Indique qual método da Ação Católica foi assimilado pelas CEBs, segundo o trecho sobre as Comunidades Eclesiais de Base.

> **Trecho**
=-=-=

A experiência das Comunidades Eclesiais de Base constitui um campo singular de análise dos processos de formação de cristãos leigos e leigas na Igreja Católica do Brasil. Desde seu surgimento, as CEBs têm sido espaços de formação religiosa e sociopolítica e, ao mesmo tempo, lugar de afirmação de uma cultura de participação e de solidariedade.
Uma parte importante da formação nas CEBs se dá na prática cotidiana: os/as participantes preparam e presidem celebrações sem a presença de padres; realizam a preparação para os sacramentos de iniciação cristã; participam e coordenam grupos de reflexão bíblica; refletem e tomam decisões que dizem respeito à comunidade; se organizam para atender as necessidades das pessoas vulneráveis. Participantes das CEBs, que muitas vezes tiveram pouco acesso à educação formal, são incentivados/as a expressar suas idéias e opiniões, a acreditar na própria capacidade. As CEBs têm ajudado a criar a noção de responsabilidade coletiva, desde o planejamento, a execução e a avaliação das atividades. E os conselhos comunitários são fundamentais neste aspecto.
Outra faceta da formação que acontece nas CEBs é a possibilidade de emergência, entre seus e suas participantes, de uma consciência social crítica e da cidadania ativa. As CEBs têm sido verdadeiras escolas de reflexão e de ação sobre os problemas vividos pela população. O método consagrado na Ação Católica (Ver-Julgar-Agir), assimilado pelas CEBs, muitas vezes está na base de mobilizações sociais por defesa e ampliação de direitos. O cotidiano das CEBs dá origem a um campo de valores e de práticas que seus membros carregam para outros espaços sociais, como escola, trabalho, vizinhança, organizações populares. Membros das CEBs têm sido apontados como pessoas com alta capacidade de falar em público e aptas a organizar atividades que reúnem grande número de pessoas, sempre valorizando a democracia de base e a ação coletiva.

=-=-=

> **Material fornecido**

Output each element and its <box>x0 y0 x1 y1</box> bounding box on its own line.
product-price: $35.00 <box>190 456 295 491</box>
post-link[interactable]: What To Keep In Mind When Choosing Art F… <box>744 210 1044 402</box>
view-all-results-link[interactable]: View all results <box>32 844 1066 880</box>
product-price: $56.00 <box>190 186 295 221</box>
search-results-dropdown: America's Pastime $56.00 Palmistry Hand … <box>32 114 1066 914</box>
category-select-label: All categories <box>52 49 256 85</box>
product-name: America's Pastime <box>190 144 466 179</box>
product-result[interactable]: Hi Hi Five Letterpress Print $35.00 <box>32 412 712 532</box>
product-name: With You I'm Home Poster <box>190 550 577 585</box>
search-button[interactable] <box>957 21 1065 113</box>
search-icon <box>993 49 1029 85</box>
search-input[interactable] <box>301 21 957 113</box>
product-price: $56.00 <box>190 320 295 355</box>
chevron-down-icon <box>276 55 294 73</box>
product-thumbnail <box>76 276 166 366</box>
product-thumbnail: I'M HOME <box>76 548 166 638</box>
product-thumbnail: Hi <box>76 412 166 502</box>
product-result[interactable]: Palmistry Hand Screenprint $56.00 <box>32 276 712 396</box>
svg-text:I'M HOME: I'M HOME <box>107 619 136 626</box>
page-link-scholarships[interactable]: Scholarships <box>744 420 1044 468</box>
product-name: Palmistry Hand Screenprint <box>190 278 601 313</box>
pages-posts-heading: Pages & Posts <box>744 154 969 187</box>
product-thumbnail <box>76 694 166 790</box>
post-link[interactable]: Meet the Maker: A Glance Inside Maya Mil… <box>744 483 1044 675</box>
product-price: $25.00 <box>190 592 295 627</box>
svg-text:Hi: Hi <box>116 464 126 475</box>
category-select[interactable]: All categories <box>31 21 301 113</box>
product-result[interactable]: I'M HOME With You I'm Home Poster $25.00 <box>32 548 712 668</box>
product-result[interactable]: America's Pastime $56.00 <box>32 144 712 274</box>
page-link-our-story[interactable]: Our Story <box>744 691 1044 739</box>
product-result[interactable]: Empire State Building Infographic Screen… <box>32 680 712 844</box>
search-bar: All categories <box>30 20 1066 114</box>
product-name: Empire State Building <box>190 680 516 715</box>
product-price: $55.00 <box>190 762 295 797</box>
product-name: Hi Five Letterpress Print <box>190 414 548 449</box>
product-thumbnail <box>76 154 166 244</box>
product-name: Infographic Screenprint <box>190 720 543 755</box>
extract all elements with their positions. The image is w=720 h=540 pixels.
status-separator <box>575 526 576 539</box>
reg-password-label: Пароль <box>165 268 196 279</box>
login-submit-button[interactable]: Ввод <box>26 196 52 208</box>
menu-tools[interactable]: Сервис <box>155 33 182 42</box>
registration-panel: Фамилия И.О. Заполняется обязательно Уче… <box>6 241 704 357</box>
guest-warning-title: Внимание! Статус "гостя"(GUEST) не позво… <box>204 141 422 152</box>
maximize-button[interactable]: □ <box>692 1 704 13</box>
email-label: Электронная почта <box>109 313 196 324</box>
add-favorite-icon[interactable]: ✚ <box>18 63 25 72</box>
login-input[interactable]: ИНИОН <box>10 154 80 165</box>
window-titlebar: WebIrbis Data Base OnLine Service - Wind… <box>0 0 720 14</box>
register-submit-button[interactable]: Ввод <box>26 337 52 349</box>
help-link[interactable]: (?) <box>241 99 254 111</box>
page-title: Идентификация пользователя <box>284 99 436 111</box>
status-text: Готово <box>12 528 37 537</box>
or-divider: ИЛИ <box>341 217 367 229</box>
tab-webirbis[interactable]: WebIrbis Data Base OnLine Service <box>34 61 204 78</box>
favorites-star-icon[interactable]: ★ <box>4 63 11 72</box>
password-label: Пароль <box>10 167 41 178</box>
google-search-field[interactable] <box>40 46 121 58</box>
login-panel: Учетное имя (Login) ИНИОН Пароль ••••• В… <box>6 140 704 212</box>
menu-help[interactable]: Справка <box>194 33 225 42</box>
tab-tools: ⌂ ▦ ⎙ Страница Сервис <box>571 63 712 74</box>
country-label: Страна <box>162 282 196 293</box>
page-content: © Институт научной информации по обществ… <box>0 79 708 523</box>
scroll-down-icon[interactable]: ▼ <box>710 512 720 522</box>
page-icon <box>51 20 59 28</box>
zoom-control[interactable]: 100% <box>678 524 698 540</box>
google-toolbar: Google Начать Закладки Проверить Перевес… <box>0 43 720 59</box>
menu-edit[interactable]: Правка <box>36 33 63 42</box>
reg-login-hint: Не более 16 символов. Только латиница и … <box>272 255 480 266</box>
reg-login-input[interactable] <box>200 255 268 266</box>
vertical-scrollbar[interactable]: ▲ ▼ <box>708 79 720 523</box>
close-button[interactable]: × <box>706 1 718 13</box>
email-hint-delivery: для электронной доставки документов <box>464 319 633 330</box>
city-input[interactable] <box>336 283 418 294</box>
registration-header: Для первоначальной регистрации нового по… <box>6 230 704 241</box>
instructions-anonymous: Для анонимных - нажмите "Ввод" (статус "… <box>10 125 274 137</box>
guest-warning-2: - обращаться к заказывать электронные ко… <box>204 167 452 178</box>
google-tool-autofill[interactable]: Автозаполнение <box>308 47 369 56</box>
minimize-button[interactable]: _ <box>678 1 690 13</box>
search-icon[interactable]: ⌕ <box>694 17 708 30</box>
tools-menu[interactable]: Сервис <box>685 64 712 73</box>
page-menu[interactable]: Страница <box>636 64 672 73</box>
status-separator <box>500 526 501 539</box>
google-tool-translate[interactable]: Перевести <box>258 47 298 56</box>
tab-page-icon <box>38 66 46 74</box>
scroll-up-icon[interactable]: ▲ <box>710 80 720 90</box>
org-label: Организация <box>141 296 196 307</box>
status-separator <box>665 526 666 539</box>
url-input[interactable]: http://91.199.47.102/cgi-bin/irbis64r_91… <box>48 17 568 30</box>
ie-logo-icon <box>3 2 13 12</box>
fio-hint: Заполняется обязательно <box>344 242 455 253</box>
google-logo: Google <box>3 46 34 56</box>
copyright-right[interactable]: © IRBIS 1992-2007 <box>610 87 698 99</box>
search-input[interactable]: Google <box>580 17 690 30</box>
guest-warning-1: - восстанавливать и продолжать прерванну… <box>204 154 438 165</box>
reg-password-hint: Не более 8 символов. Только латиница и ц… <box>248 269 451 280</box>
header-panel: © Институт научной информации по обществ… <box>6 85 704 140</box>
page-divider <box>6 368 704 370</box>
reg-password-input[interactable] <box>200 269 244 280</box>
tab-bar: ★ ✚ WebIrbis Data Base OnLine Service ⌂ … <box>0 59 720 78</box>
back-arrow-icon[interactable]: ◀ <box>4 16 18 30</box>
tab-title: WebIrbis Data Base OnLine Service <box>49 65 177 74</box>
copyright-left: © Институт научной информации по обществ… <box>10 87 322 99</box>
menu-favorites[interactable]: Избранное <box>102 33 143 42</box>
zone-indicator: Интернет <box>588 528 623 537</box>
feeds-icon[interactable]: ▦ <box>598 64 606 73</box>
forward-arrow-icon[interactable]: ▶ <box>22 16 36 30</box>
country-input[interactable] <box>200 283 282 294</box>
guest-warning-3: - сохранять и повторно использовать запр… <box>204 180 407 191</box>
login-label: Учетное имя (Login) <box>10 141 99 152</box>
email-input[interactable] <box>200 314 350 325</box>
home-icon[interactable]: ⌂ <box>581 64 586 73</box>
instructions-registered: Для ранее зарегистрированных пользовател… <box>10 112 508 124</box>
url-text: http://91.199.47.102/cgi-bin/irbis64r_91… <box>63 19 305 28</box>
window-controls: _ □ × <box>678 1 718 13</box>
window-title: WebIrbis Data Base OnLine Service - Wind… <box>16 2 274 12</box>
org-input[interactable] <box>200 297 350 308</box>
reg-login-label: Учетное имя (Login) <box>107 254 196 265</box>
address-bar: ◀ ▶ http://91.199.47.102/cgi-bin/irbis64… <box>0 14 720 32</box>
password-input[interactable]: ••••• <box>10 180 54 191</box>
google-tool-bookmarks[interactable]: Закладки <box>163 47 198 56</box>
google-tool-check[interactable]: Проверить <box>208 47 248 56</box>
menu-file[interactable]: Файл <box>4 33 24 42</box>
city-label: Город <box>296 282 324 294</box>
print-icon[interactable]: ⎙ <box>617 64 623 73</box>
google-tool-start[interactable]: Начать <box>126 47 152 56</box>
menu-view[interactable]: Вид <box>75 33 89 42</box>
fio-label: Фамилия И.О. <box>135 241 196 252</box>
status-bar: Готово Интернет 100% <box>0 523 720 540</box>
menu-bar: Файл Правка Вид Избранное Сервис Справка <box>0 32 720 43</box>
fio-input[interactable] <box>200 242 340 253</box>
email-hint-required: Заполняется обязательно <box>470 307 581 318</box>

=-=-=

> **Resultado do exercício**
O método Ver-Julgar-Agir.